** YOUR TASK **
Make an exact copy of the entries, and keep any pictures out of it.

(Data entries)
- - - -

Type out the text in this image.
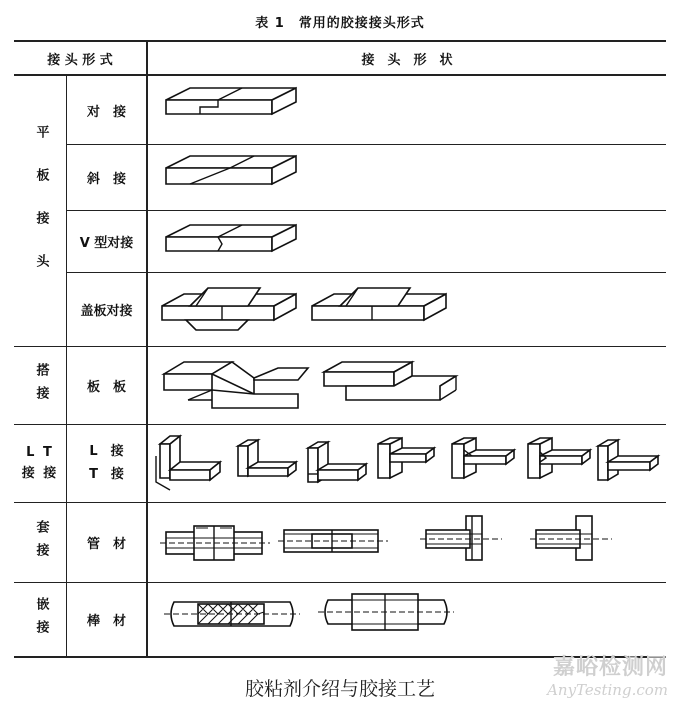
表 1　常用的胶接接头形式
接 头 形 式	接　头　形　状
平板接头
搭接
L T
接 接
套接
嵌接
对　接
斜　接
V 型对接
盖板对接
板　板
L　接
T　接
管　材
棒　材
胶粘剂介绍与胶接工艺
嘉峪检测网
AnyTesting.com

- - - -

** RESPONSE **
Type out the text in this image.
表 1　常用的胶接接头形式
接 头 形 式	接　头　形　状
平板接头
搭接
L T
接 接
套接
嵌接
对　接
斜　接
V 型对接
盖板对接
板　板
L　接
T　接
管　材
棒　材
胶粘剂介绍与胶接工艺
嘉峪检测网
AnyTesting.com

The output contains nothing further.